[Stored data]
* * *

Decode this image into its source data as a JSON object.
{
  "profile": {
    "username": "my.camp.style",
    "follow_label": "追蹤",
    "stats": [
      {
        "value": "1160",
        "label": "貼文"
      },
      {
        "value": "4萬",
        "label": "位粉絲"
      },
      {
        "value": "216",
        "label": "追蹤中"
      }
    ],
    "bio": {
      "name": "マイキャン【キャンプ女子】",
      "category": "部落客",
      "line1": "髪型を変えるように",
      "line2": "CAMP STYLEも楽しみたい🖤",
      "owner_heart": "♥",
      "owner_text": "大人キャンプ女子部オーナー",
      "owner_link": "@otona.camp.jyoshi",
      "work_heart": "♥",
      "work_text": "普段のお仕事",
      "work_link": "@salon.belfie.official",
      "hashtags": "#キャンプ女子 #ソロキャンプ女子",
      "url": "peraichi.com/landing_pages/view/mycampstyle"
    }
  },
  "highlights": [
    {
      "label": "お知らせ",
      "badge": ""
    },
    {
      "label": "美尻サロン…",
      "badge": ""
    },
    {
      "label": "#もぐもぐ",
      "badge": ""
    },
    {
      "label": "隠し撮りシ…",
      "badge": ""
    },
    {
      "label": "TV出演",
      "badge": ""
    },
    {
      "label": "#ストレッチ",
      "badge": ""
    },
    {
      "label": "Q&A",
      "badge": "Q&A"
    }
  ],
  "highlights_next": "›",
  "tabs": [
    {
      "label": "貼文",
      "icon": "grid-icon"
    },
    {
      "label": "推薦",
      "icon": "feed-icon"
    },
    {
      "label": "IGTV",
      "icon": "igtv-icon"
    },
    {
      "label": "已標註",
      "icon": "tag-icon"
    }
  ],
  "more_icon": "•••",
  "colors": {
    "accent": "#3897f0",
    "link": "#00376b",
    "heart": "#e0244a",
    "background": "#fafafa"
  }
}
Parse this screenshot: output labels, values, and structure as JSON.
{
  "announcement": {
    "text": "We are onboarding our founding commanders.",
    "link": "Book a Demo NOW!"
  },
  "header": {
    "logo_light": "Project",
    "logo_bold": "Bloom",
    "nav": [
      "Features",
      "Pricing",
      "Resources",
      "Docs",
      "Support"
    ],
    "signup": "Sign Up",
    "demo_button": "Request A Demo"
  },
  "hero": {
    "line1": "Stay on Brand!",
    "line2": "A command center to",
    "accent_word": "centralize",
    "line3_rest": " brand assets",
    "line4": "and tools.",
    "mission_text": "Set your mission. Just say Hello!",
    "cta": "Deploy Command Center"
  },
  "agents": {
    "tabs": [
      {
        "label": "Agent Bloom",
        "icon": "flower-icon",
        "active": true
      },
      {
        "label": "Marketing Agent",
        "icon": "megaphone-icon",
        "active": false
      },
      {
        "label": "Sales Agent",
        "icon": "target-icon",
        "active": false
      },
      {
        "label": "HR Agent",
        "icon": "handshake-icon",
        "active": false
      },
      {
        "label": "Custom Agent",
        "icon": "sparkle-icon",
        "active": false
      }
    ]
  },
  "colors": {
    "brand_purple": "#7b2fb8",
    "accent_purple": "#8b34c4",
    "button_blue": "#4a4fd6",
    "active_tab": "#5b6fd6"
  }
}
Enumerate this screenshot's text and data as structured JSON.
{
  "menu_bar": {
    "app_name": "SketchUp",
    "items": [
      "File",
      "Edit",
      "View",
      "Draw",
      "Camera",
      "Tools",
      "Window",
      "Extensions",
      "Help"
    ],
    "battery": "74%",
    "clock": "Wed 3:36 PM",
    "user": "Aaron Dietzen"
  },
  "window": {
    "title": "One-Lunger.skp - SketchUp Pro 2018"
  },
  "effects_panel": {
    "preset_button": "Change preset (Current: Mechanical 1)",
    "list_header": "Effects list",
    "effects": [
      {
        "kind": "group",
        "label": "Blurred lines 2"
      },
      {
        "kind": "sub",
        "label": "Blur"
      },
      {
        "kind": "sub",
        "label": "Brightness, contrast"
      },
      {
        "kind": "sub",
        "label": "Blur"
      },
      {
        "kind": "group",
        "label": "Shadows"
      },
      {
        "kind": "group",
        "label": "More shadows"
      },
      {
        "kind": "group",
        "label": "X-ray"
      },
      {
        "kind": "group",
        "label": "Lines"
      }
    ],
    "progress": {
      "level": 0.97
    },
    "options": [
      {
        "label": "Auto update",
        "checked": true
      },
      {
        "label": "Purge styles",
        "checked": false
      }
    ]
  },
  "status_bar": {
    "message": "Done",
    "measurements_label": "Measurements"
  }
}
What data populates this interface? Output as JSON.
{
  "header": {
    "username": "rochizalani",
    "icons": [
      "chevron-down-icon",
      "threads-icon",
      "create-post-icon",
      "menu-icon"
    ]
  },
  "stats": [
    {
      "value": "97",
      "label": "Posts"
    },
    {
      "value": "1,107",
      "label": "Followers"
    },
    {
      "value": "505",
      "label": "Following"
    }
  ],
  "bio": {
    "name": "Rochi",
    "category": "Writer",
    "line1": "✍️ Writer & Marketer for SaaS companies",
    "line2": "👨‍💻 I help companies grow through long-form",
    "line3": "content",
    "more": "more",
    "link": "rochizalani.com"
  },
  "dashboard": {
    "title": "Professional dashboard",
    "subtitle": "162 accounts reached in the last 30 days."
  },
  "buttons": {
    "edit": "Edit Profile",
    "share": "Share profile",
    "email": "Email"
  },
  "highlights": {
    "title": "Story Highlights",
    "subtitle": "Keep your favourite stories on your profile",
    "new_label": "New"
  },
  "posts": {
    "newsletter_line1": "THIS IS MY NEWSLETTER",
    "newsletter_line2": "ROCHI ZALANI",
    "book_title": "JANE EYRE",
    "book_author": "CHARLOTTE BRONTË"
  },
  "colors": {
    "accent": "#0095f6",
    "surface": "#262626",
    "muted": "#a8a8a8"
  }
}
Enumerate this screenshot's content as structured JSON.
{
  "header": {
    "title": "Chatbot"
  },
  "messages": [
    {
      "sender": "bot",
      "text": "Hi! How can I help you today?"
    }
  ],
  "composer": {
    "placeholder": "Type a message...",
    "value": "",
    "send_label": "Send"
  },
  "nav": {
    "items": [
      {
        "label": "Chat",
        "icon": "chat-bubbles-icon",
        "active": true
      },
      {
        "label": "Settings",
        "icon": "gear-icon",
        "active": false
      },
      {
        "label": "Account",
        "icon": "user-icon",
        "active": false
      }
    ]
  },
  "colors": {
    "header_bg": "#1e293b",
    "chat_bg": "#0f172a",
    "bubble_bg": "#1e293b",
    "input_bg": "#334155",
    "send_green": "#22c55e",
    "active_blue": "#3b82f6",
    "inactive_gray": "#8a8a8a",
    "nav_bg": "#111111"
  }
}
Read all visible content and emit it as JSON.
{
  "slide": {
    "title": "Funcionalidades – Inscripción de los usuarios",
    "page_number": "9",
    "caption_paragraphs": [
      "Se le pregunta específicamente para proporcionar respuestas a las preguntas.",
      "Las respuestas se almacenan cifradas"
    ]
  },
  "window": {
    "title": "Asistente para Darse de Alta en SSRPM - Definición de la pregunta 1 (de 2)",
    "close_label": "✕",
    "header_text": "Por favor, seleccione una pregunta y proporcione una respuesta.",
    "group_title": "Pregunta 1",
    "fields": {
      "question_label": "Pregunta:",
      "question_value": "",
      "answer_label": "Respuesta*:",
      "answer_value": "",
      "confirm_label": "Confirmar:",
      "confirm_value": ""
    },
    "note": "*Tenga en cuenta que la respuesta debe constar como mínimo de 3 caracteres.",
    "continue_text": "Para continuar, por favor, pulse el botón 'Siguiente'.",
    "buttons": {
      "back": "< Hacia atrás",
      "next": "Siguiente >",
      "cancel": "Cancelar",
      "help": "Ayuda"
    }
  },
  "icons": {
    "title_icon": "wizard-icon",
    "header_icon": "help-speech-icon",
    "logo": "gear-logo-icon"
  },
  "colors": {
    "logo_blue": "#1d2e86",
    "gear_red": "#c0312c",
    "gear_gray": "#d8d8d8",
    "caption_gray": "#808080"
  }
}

* * *

Problem details:
Include both ends. Return the line holding "Read all visible content and emit it as JSON." and all lines after it in the records above, exactly as written.

Result:
Read all visible content and emit it as JSON.
{
  "slide": {
    "title": "Funcionalidades – Inscripción de los usuarios",
    "page_number": "9",
    "caption_paragraphs": [
      "Se le pregunta específicamente para proporcionar respuestas a las preguntas.",
      "Las respuestas se almacenan cifradas"
    ]
  },
  "window": {
    "title": "Asistente para Darse de Alta en SSRPM - Definición de la pregunta 1 (de 2)",
    "close_label": "✕",
    "header_text": "Por favor, seleccione una pregunta y proporcione una respuesta.",
    "group_title": "Pregunta 1",
    "fields": {
      "question_label": "Pregunta:",
      "question_value": "",
      "answer_label": "Respuesta*:",
      "answer_value": "",
      "confirm_label": "Confirmar:",
      "confirm_value": ""
    },
    "note": "*Tenga en cuenta que la respuesta debe constar como mínimo de 3 caracteres.",
    "continue_text": "Para continuar, por favor, pulse el botón 'Siguiente'.",
    "buttons": {
      "back": "< Hacia atrás",
      "next": "Siguiente >",
      "cancel": "Cancelar",
      "help": "Ayuda"
    }
  },
  "icons": {
    "title_icon": "wizard-icon",
    "header_icon": "help-speech-icon",
    "logo": "gear-logo-icon"
  },
  "colors": {
    "logo_blue": "#1d2e86",
    "gear_red": "#c0312c",
    "gear_gray": "#d8d8d8",
    "caption_gray": "#808080"
  }
}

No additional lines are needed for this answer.